● DO THIS:
Only the lines holding the string "usages" are needed. Copy each one.

● AVAILABLE DATA:
--- begin ---
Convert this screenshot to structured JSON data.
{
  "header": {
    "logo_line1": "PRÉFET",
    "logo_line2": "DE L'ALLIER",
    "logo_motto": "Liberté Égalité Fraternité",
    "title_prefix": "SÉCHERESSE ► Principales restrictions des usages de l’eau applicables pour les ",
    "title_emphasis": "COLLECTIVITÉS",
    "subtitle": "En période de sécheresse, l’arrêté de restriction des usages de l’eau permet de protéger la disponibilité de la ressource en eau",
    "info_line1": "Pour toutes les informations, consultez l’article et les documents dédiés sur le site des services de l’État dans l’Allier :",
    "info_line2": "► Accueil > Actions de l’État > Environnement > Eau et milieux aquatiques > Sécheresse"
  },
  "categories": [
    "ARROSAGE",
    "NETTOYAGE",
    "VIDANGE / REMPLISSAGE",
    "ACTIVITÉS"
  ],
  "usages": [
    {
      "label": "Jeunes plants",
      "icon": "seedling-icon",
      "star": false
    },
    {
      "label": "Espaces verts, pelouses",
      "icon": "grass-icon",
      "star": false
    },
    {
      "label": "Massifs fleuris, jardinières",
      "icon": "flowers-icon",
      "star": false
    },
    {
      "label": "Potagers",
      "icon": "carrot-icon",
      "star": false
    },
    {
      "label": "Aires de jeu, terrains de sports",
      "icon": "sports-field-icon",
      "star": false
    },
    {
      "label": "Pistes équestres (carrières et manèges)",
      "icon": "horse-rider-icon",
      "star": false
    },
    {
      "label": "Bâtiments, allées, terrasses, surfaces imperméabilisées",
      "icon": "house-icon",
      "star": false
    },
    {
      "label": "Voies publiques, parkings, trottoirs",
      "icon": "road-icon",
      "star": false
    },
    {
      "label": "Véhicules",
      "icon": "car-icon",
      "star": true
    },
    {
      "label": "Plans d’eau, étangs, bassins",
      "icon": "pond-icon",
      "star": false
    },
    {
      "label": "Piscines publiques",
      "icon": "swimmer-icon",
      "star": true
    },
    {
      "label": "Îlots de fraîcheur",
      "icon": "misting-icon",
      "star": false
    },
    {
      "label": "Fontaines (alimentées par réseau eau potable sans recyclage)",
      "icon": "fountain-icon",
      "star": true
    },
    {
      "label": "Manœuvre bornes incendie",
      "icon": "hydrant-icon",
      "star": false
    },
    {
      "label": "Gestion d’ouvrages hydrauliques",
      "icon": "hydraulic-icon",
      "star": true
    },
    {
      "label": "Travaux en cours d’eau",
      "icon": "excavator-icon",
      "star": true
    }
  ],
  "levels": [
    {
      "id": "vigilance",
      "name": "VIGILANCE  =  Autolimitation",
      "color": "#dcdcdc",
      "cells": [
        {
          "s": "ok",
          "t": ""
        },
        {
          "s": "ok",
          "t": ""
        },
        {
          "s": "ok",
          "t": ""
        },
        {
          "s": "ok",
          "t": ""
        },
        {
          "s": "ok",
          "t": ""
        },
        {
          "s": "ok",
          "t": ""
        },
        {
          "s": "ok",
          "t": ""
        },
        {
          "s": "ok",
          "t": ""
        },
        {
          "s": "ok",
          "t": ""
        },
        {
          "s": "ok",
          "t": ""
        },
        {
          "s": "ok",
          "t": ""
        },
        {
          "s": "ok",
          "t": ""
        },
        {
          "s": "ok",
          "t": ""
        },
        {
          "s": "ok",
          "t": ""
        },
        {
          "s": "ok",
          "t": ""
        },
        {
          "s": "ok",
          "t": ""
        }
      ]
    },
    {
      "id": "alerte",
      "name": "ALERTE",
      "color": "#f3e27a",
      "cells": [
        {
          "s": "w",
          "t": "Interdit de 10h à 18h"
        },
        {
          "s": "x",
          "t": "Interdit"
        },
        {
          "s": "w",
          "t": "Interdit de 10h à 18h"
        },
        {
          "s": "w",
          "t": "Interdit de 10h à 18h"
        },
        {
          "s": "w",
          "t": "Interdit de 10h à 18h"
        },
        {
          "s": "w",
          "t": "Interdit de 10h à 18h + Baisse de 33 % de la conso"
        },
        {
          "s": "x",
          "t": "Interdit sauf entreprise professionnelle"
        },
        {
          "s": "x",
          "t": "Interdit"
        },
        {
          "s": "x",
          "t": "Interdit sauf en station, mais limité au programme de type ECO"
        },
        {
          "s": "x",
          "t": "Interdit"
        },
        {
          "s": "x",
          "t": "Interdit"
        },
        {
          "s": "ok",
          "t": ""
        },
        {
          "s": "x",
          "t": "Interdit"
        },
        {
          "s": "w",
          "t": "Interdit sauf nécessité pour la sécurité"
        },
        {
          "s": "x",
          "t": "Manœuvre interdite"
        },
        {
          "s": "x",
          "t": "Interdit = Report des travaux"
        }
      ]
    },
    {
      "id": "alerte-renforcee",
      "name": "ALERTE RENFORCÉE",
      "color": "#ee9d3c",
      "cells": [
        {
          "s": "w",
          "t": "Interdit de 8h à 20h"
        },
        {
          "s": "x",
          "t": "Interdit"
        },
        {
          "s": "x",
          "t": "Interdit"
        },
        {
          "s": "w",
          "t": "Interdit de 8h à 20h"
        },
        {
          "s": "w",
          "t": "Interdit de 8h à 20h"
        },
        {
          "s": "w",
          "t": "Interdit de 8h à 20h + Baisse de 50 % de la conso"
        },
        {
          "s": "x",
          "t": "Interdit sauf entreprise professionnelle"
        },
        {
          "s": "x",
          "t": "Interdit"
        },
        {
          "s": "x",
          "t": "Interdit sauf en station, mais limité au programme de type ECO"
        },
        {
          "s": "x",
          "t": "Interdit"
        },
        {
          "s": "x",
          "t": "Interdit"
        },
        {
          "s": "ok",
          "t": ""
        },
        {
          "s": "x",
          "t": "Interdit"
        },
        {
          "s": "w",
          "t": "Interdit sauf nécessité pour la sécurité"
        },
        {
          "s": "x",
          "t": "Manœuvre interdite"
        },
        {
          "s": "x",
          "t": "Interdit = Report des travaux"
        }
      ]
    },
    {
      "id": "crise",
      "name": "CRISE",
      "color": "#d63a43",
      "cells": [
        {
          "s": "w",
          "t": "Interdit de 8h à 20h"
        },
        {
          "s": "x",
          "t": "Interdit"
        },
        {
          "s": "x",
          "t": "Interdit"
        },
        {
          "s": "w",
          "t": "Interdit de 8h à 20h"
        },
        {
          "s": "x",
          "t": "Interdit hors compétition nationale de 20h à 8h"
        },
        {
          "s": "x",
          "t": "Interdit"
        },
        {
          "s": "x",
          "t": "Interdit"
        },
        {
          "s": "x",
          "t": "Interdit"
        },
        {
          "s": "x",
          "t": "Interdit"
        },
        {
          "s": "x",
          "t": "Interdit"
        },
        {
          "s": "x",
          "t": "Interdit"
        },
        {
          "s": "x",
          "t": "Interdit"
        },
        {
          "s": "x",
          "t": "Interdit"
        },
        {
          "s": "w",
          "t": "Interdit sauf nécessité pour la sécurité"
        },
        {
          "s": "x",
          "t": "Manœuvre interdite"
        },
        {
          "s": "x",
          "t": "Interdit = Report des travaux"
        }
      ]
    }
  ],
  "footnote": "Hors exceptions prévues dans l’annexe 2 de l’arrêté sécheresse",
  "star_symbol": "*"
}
--- end ---
● FULL ANSWER:
    "title_prefix": "SÉCHERESSE ► Principales restrictions des usages de l’eau applicables pour les ",
    "subtitle": "En période de sécheresse, l’arrêté de restriction des usages de l’eau permet de protéger la disponibilité de la ressource en eau",
  "usages": [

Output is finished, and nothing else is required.